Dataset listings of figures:
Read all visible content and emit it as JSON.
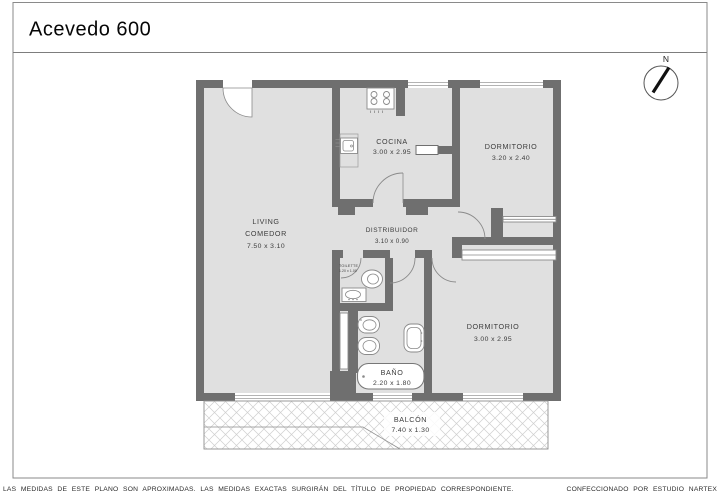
{
  "title": "Acevedo 600",
  "compass": {
    "label": "N"
  },
  "rooms": {
    "living": {
      "line1": "LIVING",
      "line2": "COMEDOR",
      "dims": "7.50 x 3.10"
    },
    "cocina": {
      "name": "COCINA",
      "dims": "3.00 x 2.95"
    },
    "dormitorio1": {
      "name": "DORMITORIO",
      "dims": "3.20 x 2.40"
    },
    "distribuidor": {
      "name": "DISTRIBUIDOR",
      "dims": "3.10 x 0.90"
    },
    "toilette": {
      "name": "TOILETTE",
      "dims": "1.20 x 1.00"
    },
    "bano": {
      "name": "BAÑO",
      "dims": "2.20 x 1.80"
    },
    "dormitorio2": {
      "name": "DORMITORIO",
      "dims": "3.00 x 2.95"
    },
    "balcon": {
      "name": "BALCÓN",
      "dims": "7.40 x 1.30"
    }
  },
  "footer": {
    "disclaimer": "LAS MEDIDAS  DE ESTE PLANO SON APROXIMADAS. LAS MEDIDAS EXACTAS SURGIRÁN DEL TÍTULO DE PROPIEDAD CORRESPONDIENTE.",
    "credit": "CONFECCIONADO POR ESTUDIO NARTEX"
  },
  "colors": {
    "wall": "#6f6f6f",
    "floor": "#e0e0e0",
    "hatch": "#cfcfcf",
    "outline": "#8a8a8a",
    "text": "#3c3c3c"
  }
}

What to produce
Look through the data above. Find each line with the string "name" and copy it.

Solution
      "name": "COCINA",
      "name": "DORMITORIO",
      "name": "DISTRIBUIDOR",
      "name": "TOILETTE",
      "name": "BAÑO",
      "name": "DORMITORIO",
      "name": "BALCÓN",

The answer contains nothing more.